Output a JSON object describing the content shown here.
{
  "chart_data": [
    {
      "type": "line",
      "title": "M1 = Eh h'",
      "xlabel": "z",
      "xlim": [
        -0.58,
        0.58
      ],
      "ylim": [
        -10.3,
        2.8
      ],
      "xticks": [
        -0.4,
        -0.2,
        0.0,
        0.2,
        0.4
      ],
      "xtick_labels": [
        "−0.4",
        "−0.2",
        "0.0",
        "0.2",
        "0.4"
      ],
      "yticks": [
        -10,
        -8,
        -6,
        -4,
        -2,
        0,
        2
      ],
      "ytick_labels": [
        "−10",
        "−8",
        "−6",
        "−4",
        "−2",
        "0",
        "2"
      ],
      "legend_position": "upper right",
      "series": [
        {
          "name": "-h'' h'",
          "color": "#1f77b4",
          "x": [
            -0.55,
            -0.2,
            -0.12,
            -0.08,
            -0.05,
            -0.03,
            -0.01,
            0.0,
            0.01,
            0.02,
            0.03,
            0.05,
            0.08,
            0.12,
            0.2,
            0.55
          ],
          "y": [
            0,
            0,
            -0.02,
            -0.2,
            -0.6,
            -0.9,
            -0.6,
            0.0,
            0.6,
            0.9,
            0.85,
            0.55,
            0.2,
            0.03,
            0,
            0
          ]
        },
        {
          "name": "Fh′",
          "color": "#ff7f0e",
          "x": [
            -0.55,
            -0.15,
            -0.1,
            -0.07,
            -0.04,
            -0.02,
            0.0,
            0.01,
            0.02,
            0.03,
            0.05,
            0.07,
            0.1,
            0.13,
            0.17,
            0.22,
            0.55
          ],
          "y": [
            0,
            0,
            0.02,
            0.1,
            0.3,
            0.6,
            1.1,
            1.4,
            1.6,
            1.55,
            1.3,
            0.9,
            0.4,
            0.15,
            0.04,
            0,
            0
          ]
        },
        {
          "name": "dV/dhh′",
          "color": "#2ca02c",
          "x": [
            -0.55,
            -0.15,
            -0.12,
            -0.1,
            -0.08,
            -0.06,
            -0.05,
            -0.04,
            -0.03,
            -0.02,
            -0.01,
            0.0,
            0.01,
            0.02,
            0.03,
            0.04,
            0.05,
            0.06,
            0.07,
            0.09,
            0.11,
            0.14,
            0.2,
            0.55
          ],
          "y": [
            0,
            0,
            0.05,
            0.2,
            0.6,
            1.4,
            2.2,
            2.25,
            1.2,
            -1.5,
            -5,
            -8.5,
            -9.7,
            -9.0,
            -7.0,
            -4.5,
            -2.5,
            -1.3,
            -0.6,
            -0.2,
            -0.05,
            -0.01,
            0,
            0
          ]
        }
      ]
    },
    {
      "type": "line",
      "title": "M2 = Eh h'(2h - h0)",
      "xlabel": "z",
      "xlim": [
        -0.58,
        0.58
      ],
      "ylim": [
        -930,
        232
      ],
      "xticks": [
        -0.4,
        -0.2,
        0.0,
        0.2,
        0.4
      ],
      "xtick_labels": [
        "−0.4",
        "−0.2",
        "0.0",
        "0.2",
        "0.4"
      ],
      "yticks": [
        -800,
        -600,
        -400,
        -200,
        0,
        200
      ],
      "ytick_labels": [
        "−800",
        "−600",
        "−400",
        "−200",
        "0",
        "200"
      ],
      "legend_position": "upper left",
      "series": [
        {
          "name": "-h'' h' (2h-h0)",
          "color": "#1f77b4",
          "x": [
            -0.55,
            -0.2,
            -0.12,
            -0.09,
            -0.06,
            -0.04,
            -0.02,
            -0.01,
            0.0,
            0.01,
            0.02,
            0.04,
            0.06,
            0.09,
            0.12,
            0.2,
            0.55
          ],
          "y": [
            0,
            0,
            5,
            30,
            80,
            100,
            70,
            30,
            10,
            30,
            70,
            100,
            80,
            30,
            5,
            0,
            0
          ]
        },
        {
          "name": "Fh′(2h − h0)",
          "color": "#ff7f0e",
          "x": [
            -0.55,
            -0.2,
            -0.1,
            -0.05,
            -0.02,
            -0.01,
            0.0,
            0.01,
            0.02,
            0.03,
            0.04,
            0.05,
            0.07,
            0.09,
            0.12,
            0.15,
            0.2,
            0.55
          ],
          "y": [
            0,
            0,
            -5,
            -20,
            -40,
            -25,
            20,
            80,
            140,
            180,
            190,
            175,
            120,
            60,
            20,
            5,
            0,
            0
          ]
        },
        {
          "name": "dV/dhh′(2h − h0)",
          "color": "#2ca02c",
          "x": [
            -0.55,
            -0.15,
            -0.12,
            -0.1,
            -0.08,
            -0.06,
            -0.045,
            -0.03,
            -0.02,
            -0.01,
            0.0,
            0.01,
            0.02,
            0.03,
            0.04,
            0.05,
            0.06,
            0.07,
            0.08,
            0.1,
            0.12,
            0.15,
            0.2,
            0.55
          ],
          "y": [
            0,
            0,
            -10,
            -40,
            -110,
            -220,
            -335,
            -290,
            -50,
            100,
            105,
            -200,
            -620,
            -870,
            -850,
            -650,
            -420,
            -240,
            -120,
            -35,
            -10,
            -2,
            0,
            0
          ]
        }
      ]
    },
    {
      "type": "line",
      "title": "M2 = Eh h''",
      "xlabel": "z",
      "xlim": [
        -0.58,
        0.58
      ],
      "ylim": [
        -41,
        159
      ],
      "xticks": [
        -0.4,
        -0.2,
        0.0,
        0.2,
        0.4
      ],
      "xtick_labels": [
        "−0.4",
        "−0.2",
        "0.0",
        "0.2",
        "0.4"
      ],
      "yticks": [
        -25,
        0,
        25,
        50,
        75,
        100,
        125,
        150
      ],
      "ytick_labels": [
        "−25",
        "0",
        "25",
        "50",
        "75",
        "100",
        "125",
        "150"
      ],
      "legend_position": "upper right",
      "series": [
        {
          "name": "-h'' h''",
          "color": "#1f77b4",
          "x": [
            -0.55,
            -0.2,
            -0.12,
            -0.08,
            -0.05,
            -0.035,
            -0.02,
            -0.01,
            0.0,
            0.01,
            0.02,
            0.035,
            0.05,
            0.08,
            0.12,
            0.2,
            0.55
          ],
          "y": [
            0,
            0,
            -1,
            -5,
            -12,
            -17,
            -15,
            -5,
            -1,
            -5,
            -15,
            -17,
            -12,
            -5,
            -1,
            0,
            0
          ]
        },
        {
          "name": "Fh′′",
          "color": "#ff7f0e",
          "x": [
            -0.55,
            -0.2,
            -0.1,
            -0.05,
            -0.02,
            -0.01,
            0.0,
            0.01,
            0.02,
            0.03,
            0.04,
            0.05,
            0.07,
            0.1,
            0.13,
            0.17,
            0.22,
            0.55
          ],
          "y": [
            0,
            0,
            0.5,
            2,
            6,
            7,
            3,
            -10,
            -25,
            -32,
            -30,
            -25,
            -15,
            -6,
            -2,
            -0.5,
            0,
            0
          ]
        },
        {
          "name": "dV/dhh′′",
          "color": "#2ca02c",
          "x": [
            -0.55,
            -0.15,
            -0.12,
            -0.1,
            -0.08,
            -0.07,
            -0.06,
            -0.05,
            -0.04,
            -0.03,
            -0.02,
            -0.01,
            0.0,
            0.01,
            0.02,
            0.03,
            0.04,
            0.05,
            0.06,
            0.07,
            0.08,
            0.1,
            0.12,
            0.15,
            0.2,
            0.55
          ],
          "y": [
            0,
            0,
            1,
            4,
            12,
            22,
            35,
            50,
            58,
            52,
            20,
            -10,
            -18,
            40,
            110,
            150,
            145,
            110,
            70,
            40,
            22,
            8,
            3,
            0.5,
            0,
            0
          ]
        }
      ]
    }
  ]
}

====

• Exercise requirements: Extract all of the data above without altering anything.

• Answer to this task:
Output a JSON object describing the content shown here.
{
  "chart_data": [
    {
      "type": "line",
      "title": "M1 = Eh h'",
      "xlabel": "z",
      "xlim": [
        -0.58,
        0.58
      ],
      "ylim": [
        -10.3,
        2.8
      ],
      "xticks": [
        -0.4,
        -0.2,
        0.0,
        0.2,
        0.4
      ],
      "xtick_labels": [
        "−0.4",
        "−0.2",
        "0.0",
        "0.2",
        "0.4"
      ],
      "yticks": [
        -10,
        -8,
        -6,
        -4,
        -2,
        0,
        2
      ],
      "ytick_labels": [
        "−10",
        "−8",
        "−6",
        "−4",
        "−2",
        "0",
        "2"
      ],
      "legend_position": "upper right",
      "series": [
        {
          "name": "-h'' h'",
          "color": "#1f77b4",
          "x": [
            -0.55,
            -0.2,
            -0.12,
            -0.08,
            -0.05,
            -0.03,
            -0.01,
            0.0,
            0.01,
            0.02,
            0.03,
            0.05,
            0.08,
            0.12,
            0.2,
            0.55
          ],
          "y": [
            0,
            0,
            -0.02,
            -0.2,
            -0.6,
            -0.9,
            -0.6,
            0.0,
            0.6,
            0.9,
            0.85,
            0.55,
            0.2,
            0.03,
            0,
            0
          ]
        },
        {
          "name": "Fh′",
          "color": "#ff7f0e",
          "x": [
            -0.55,
            -0.15,
            -0.1,
            -0.07,
            -0.04,
            -0.02,
            0.0,
            0.01,
            0.02,
            0.03,
            0.05,
            0.07,
            0.1,
            0.13,
            0.17,
            0.22,
            0.55
          ],
          "y": [
            0,
            0,
            0.02,
            0.1,
            0.3,
            0.6,
            1.1,
            1.4,
            1.6,
            1.55,
            1.3,
            0.9,
            0.4,
            0.15,
            0.04,
            0,
            0
          ]
        },
        {
          "name": "dV/dhh′",
          "color": "#2ca02c",
          "x": [
            -0.55,
            -0.15,
            -0.12,
            -0.1,
            -0.08,
            -0.06,
            -0.05,
            -0.04,
            -0.03,
            -0.02,
            -0.01,
            0.0,
            0.01,
            0.02,
            0.03,
            0.04,
            0.05,
            0.06,
            0.07,
            0.09,
            0.11,
            0.14,
            0.2,
            0.55
          ],
          "y": [
            0,
            0,
            0.05,
            0.2,
            0.6,
            1.4,
            2.2,
            2.25,
            1.2,
            -1.5,
            -5,
            -8.5,
            -9.7,
            -9.0,
            -7.0,
            -4.5,
            -2.5,
            -1.3,
            -0.6,
            -0.2,
            -0.05,
            -0.01,
            0,
            0
          ]
        }
      ]
    },
    {
      "type": "line",
      "title": "M2 = Eh h'(2h - h0)",
      "xlabel": "z",
      "xlim": [
        -0.58,
        0.58
      ],
      "ylim": [
        -930,
        232
      ],
      "xticks": [
        -0.4,
        -0.2,
        0.0,
        0.2,
        0.4
      ],
      "xtick_labels": [
        "−0.4",
        "−0.2",
        "0.0",
        "0.2",
        "0.4"
      ],
      "yticks": [
        -800,
        -600,
        -400,
        -200,
        0,
        200
      ],
      "ytick_labels": [
        "−800",
        "−600",
        "−400",
        "−200",
        "0",
        "200"
      ],
      "legend_position": "upper left",
      "series": [
        {
          "name": "-h'' h' (2h-h0)",
          "color": "#1f77b4",
          "x": [
            -0.55,
            -0.2,
            -0.12,
            -0.09,
            -0.06,
            -0.04,
            -0.02,
            -0.01,
            0.0,
            0.01,
            0.02,
            0.04,
            0.06,
            0.09,
            0.12,
            0.2,
            0.55
          ],
          "y": [
            0,
            0,
            5,
            30,
            80,
            100,
            70,
            30,
            10,
            30,
            70,
            100,
            80,
            30,
            5,
            0,
            0
          ]
        },
        {
          "name": "Fh′(2h − h0)",
          "color": "#ff7f0e",
          "x": [
            -0.55,
            -0.2,
            -0.1,
            -0.05,
            -0.02,
            -0.01,
            0.0,
            0.01,
            0.02,
            0.03,
            0.04,
            0.05,
            0.07,
            0.09,
            0.12,
            0.15,
            0.2,
            0.55
          ],
          "y": [
            0,
            0,
            -5,
            -20,
            -40,
            -25,
            20,
            80,
            140,
            180,
            190,
            175,
            120,
            60,
            20,
            5,
            0,
            0
          ]
        },
        {
          "name": "dV/dhh′(2h − h0)",
          "color": "#2ca02c",
          "x": [
            -0.55,
            -0.15,
            -0.12,
            -0.1,
            -0.08,
            -0.06,
            -0.045,
            -0.03,
            -0.02,
            -0.01,
            0.0,
            0.01,
            0.02,
            0.03,
            0.04,
            0.05,
            0.06,
            0.07,
            0.08,
            0.1,
            0.12,
            0.15,
            0.2,
            0.55
          ],
          "y": [
            0,
            0,
            -10,
            -40,
            -110,
            -220,
            -335,
            -290,
            -50,
            100,
            105,
            -200,
            -620,
            -870,
            -850,
            -650,
            -420,
            -240,
            -120,
            -35,
            -10,
            -2,
            0,
            0
          ]
        }
      ]
    },
    {
      "type": "line",
      "title": "M2 = Eh h''",
      "xlabel": "z",
      "xlim": [
        -0.58,
        0.58
      ],
      "ylim": [
        -41,
        159
      ],
      "xticks": [
        -0.4,
        -0.2,
        0.0,
        0.2,
        0.4
      ],
      "xtick_labels": [
        "−0.4",
        "−0.2",
        "0.0",
        "0.2",
        "0.4"
      ],
      "yticks": [
        -25,
        0,
        25,
        50,
        75,
        100,
        125,
        150
      ],
      "ytick_labels": [
        "−25",
        "0",
        "25",
        "50",
        "75",
        "100",
        "125",
        "150"
      ],
      "legend_position": "upper right",
      "series": [
        {
          "name": "-h'' h''",
          "color": "#1f77b4",
          "x": [
            -0.55,
            -0.2,
            -0.12,
            -0.08,
            -0.05,
            -0.035,
            -0.02,
            -0.01,
            0.0,
            0.01,
            0.02,
            0.035,
            0.05,
            0.08,
            0.12,
            0.2,
            0.55
          ],
          "y": [
            0,
            0,
            -1,
            -5,
            -12,
            -17,
            -15,
            -5,
            -1,
            -5,
            -15,
            -17,
            -12,
            -5,
            -1,
            0,
            0
          ]
        },
        {
          "name": "Fh′′",
          "color": "#ff7f0e",
          "x": [
            -0.55,
            -0.2,
            -0.1,
            -0.05,
            -0.02,
            -0.01,
            0.0,
            0.01,
            0.02,
            0.03,
            0.04,
            0.05,
            0.07,
            0.1,
            0.13,
            0.17,
            0.22,
            0.55
          ],
          "y": [
            0,
            0,
            0.5,
            2,
            6,
            7,
            3,
            -10,
            -25,
            -32,
            -30,
            -25,
            -15,
            -6,
            -2,
            -0.5,
            0,
            0
          ]
        },
        {
          "name": "dV/dhh′′",
          "color": "#2ca02c",
          "x": [
            -0.55,
            -0.15,
            -0.12,
            -0.1,
            -0.08,
            -0.07,
            -0.06,
            -0.05,
            -0.04,
            -0.03,
            -0.02,
            -0.01,
            0.0,
            0.01,
            0.02,
            0.03,
            0.04,
            0.05,
            0.06,
            0.07,
            0.08,
            0.1,
            0.12,
            0.15,
            0.2,
            0.55
          ],
          "y": [
            0,
            0,
            1,
            4,
            12,
            22,
            35,
            50,
            58,
            52,
            20,
            -10,
            -18,
            40,
            110,
            150,
            145,
            110,
            70,
            40,
            22,
            8,
            3,
            0.5,
            0,
            0
          ]
        }
      ]
    }
  ]
}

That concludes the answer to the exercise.